╭──

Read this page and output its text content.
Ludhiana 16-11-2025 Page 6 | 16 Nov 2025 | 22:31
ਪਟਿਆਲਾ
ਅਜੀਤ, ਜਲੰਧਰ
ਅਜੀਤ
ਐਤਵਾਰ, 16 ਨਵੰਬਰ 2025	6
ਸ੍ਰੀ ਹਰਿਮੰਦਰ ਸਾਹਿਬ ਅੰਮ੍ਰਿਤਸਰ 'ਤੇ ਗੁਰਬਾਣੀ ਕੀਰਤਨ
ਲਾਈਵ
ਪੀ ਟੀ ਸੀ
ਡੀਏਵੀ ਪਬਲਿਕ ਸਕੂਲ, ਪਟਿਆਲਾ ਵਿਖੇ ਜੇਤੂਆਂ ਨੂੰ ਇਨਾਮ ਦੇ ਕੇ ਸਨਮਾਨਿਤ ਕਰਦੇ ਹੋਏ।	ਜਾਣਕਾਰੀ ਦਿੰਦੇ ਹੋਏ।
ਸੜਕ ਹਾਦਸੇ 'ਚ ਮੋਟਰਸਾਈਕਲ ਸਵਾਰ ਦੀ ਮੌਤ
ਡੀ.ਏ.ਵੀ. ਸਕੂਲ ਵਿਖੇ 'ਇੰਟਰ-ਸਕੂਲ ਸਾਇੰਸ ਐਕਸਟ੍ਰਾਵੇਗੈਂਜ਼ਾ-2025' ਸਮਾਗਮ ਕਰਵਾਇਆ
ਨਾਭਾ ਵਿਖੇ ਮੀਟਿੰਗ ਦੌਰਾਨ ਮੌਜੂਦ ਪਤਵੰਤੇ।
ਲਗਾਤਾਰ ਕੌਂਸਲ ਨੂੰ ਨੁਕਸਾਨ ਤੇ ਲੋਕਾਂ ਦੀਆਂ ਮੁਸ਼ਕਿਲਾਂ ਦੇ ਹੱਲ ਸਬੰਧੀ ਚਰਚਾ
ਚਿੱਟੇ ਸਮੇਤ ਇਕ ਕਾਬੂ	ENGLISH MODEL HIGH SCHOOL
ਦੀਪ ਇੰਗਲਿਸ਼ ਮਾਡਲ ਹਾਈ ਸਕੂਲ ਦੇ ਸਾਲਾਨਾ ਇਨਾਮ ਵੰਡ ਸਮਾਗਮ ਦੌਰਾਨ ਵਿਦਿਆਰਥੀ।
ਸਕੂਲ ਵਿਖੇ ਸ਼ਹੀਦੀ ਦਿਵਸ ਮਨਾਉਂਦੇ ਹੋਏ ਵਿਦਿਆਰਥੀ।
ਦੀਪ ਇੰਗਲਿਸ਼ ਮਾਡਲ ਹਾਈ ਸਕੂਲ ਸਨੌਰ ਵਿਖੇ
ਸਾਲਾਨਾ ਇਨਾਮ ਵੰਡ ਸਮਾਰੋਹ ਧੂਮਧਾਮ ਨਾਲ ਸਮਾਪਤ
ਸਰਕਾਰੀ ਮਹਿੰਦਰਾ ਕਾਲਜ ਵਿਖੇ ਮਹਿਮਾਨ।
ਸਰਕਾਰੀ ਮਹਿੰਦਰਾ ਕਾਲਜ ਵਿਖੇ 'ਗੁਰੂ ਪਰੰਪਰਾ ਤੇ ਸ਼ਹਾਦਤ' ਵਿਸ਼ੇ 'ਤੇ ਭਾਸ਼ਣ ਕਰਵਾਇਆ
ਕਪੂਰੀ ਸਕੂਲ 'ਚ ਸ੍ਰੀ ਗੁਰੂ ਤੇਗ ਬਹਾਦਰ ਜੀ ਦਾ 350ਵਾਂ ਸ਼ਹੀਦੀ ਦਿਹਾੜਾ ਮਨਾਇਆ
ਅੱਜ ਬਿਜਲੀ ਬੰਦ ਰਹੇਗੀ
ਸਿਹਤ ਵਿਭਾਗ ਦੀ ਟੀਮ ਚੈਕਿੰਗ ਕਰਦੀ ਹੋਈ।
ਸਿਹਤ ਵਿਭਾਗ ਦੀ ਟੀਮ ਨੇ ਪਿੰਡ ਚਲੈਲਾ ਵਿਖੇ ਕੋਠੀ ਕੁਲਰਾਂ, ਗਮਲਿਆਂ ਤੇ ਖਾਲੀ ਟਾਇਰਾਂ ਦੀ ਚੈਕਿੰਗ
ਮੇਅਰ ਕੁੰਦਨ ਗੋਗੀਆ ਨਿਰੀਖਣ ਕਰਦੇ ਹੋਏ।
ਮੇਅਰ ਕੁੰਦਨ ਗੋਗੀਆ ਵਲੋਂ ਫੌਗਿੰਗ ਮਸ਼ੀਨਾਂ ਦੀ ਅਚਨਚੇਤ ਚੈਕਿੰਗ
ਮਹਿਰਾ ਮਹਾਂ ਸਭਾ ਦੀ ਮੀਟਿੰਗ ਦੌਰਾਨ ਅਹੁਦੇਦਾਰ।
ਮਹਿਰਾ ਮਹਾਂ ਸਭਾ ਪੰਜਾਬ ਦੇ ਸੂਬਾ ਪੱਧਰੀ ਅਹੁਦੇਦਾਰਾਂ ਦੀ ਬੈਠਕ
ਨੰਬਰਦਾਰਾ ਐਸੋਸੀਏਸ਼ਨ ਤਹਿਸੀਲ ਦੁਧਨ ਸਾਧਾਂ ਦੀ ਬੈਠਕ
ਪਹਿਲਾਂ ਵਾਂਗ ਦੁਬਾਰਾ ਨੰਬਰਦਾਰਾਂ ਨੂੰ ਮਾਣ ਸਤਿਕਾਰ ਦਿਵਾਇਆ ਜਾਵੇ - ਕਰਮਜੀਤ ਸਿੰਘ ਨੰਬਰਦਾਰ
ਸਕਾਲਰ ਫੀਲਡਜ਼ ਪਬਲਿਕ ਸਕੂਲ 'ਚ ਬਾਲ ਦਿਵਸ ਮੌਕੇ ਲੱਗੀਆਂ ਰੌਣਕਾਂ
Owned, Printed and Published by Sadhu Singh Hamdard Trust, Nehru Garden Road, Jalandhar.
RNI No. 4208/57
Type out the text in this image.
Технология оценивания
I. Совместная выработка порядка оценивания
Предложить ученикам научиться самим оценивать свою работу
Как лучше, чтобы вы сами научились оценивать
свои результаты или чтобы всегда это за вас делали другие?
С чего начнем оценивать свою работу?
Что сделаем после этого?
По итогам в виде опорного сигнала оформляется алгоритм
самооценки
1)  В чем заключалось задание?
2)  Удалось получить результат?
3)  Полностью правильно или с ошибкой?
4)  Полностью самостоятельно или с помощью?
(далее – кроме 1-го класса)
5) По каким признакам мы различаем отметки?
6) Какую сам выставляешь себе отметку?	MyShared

╰──

Locate all lines in the listing above with the word "text". Copy them.

## FINISHED TASK
Read this page and output its text content.
Type out the text in this image.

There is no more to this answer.